[Dataset listings of figures]
---

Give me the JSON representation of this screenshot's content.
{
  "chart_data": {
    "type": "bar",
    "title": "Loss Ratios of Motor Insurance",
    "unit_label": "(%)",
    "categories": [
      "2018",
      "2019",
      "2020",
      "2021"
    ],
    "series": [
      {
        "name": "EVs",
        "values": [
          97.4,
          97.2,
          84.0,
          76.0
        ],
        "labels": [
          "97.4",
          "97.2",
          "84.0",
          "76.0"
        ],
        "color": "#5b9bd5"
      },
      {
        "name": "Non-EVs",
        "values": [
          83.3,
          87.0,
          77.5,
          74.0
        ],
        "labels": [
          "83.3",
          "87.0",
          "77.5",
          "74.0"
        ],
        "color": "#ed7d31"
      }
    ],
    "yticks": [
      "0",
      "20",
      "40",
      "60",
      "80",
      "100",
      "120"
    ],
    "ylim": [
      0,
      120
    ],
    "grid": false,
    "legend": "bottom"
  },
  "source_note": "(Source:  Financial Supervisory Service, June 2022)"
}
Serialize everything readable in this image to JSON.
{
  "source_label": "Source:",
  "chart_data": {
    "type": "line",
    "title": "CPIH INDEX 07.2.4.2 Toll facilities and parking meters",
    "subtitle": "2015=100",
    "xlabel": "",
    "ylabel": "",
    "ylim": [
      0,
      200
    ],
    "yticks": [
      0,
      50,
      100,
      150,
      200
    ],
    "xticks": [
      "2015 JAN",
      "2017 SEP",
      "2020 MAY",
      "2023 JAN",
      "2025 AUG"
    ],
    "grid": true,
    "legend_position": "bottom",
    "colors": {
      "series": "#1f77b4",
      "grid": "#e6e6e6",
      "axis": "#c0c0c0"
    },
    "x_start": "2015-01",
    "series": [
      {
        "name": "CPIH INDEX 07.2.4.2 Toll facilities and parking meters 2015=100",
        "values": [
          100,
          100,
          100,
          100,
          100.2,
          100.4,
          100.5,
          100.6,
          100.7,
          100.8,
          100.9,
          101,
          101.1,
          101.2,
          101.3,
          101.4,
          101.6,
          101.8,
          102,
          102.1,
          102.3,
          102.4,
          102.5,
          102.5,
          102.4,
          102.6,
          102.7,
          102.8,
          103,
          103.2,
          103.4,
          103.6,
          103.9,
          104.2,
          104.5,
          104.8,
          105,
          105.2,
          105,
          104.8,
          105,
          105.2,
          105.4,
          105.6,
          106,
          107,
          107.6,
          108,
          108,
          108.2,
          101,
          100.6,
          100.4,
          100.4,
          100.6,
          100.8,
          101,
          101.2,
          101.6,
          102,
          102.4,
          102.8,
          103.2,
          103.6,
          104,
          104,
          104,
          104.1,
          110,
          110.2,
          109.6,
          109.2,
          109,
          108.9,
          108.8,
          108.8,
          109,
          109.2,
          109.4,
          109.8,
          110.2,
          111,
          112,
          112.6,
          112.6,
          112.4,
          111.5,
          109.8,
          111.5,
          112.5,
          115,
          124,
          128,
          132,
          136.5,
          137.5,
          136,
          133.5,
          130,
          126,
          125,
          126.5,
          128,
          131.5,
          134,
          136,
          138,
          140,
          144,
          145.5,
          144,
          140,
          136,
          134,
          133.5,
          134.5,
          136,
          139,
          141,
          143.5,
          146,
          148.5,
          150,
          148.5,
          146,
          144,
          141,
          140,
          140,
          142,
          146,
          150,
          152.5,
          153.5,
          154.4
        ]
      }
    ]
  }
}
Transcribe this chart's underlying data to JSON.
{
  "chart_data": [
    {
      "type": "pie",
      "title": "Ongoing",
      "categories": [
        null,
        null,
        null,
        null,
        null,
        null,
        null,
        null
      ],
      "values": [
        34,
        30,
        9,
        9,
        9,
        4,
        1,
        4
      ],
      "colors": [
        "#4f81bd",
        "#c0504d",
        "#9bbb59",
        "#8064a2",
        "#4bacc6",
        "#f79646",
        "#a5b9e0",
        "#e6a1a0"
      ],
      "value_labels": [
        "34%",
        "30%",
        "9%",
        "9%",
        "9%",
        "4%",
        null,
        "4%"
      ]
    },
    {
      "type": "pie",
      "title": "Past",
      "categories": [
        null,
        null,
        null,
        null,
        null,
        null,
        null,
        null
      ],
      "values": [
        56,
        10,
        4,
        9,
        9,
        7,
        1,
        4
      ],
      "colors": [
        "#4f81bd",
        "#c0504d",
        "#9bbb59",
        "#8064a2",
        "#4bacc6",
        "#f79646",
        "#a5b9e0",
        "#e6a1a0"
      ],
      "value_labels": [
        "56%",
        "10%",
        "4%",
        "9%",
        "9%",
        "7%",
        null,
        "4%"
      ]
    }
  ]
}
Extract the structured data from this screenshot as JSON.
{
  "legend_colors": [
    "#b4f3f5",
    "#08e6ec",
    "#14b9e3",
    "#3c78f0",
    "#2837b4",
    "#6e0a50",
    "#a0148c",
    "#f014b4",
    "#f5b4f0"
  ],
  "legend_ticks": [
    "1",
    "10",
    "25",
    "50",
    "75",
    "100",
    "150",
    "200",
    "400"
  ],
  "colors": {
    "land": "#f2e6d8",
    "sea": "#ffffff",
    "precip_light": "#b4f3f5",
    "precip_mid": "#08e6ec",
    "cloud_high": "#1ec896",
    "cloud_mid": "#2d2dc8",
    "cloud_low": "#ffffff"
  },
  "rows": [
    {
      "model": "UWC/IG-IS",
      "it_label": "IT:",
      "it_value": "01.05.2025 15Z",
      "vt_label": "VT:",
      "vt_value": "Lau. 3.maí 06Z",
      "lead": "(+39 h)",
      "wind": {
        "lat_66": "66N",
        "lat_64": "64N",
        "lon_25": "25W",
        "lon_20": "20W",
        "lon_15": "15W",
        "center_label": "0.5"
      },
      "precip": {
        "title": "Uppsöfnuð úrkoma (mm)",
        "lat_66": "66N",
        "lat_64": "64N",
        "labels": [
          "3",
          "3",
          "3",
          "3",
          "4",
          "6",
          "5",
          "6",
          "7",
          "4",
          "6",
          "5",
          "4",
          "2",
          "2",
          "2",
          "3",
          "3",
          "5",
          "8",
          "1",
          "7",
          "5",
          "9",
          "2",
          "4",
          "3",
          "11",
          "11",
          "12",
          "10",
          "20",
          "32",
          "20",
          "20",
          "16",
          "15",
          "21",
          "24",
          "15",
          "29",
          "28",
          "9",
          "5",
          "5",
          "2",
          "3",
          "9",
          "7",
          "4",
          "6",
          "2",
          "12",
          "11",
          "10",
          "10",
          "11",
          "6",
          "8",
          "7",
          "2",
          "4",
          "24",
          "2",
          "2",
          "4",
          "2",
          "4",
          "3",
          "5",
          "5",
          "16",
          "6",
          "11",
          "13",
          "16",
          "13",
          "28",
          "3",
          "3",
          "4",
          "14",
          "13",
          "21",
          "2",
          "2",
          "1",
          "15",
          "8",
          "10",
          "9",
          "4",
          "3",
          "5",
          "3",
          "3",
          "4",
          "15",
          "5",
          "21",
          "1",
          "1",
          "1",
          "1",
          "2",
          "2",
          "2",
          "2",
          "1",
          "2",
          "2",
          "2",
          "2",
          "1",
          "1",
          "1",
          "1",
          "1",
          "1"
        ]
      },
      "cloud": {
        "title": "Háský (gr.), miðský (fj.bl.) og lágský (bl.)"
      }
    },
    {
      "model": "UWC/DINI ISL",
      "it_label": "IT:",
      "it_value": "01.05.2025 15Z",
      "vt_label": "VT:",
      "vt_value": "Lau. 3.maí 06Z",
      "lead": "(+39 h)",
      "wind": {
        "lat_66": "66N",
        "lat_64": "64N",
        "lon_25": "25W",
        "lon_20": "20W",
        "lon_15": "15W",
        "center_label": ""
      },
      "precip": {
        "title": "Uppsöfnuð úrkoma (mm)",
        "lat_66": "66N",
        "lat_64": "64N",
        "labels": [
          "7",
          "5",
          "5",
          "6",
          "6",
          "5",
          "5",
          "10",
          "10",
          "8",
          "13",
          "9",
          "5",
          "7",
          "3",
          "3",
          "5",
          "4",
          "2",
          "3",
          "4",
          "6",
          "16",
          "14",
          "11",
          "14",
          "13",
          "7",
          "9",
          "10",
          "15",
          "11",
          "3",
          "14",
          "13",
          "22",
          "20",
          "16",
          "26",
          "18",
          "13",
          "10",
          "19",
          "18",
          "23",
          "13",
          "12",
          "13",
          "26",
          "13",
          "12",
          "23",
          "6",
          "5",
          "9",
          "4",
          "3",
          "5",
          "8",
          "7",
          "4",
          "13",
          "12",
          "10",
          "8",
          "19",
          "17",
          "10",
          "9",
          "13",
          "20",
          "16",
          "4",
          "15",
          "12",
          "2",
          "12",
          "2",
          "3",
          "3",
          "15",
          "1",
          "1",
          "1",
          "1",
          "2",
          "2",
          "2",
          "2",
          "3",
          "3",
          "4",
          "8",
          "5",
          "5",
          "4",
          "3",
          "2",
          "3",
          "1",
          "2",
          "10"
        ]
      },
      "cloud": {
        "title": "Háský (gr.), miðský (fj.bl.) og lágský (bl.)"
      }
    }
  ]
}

---

● **The problem**
Extract each line holding the string "this".

● **The answer**
Give me the JSON representation of this screenshot's content.
Serialize everything readable in this image to JSON.
Transcribe this chart's underlying data to JSON.
Extract the structured data from this screenshot as JSON.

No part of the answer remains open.